>> start Supplied records
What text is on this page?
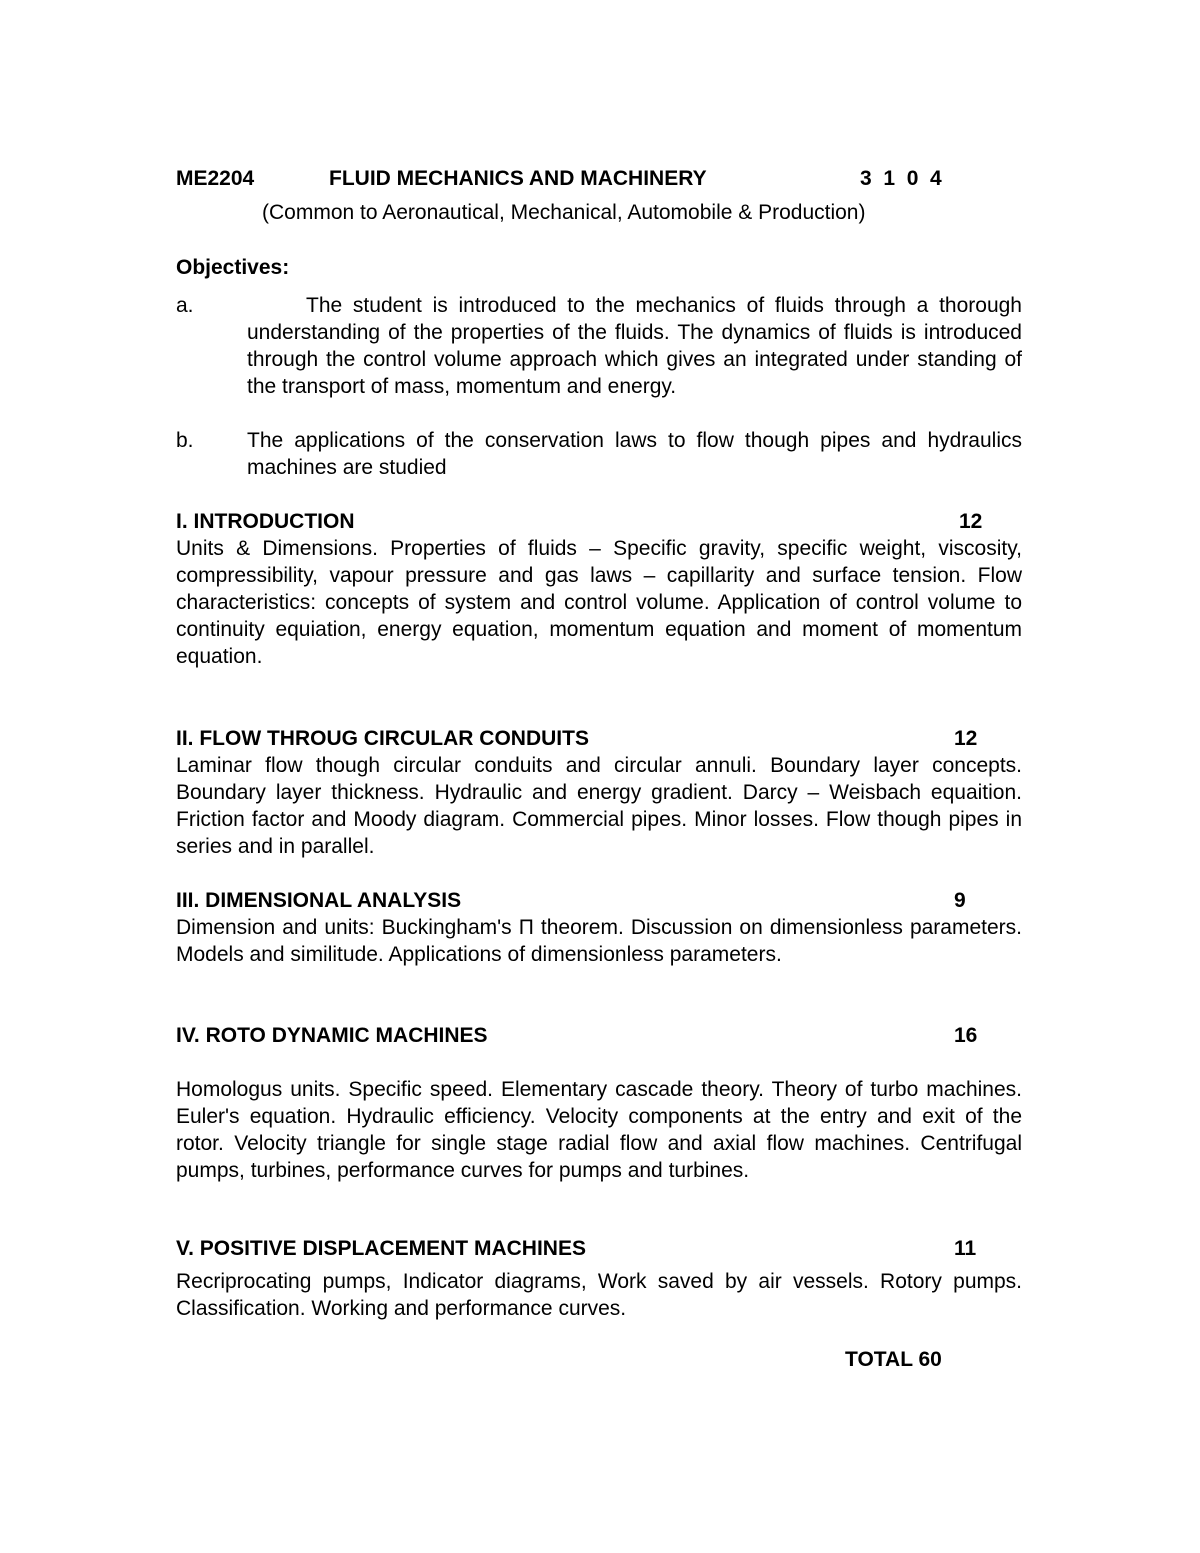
ME2204	FLUID MECHANICS AND MACHINERY	3  1  0  4
(Common to Aeronautical, Mechanical, Automobile & Production)
Objectives:
a.	The student is introduced to the mechanics of fluids through a thorough understanding of the properties of the fluids. The dynamics of fluids is introduced through the control volume approach which gives an integrated under standing of the transport of mass, momentum and energy.
b.	The applications of the conservation laws to flow though pipes and hydraulics machines are studied
I. INTRODUCTION	12
Units & Dimensions. Properties of fluids – Specific gravity, specific weight, viscosity, compressibility, vapour pressure and gas laws – capillarity and surface tension. Flow characteristics: concepts of system and control volume. Application of control volume to continuity equiation, energy equation, momentum equation and moment of momentum equation.
II. FLOW THROUG CIRCULAR CONDUITS	12
Laminar flow though circular conduits and circular annuli. Boundary layer concepts. Boundary layer thickness. Hydraulic and energy gradient. Darcy – Weisbach equaition. Friction factor and Moody diagram. Commercial pipes. Minor losses. Flow though pipes in series and in parallel.
III. DIMENSIONAL ANALYSIS	9
Dimension and units: Buckingham's Π theorem. Discussion on dimensionless parameters. Models and similitude. Applications of dimensionless parameters.
IV. ROTO DYNAMIC MACHINES	16
Homologus units. Specific speed. Elementary cascade theory. Theory of turbo machines. Euler's equation. Hydraulic efficiency. Velocity components at the entry and exit of the rotor. Velocity triangle for single stage radial flow and axial flow machines. Centrifugal pumps, turbines, performance curves for pumps and turbines.
V. POSITIVE DISPLACEMENT MACHINES	11
Recriprocating pumps, Indicator diagrams, Work saved by air vessels. Rotory pumps. Classification. Working and performance curves.
TOTAL 60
>> end Supplied records
Stated exercise —
Every line should be retyped exactly, with the pictures omitted.

Correct result —
What text is on this page?
ME2204	FLUID MECHANICS AND MACHINERY	3  1  0  4
(Common to Aeronautical, Mechanical, Automobile & Production)
Objectives:
a.	The student is introduced to the mechanics of fluids through a thorough understanding of the properties of the fluids. The dynamics of fluids is introduced through the control volume approach which gives an integrated under standing of the transport of mass, momentum and energy.
b.	The applications of the conservation laws to flow though pipes and hydraulics machines are studied
I. INTRODUCTION	12
Units & Dimensions. Properties of fluids – Specific gravity, specific weight, viscosity, compressibility, vapour pressure and gas laws – capillarity and surface tension. Flow characteristics: concepts of system and control volume. Application of control volume to continuity equiation, energy equation, momentum equation and moment of momentum equation.
II. FLOW THROUG CIRCULAR CONDUITS	12
Laminar flow though circular conduits and circular annuli. Boundary layer concepts. Boundary layer thickness. Hydraulic and energy gradient. Darcy – Weisbach equaition. Friction factor and Moody diagram. Commercial pipes. Minor losses. Flow though pipes in series and in parallel.
III. DIMENSIONAL ANALYSIS	9
Dimension and units: Buckingham's Π theorem. Discussion on dimensionless parameters. Models and similitude. Applications of dimensionless parameters.
IV. ROTO DYNAMIC MACHINES	16
Homologus units. Specific speed. Elementary cascade theory. Theory of turbo machines. Euler's equation. Hydraulic efficiency. Velocity components at the entry and exit of the rotor. Velocity triangle for single stage radial flow and axial flow machines. Centrifugal pumps, turbines, performance curves for pumps and turbines.
V. POSITIVE DISPLACEMENT MACHINES	11
Recriprocating pumps, Indicator diagrams, Work saved by air vessels. Rotory pumps. Classification. Working and performance curves.
TOTAL 60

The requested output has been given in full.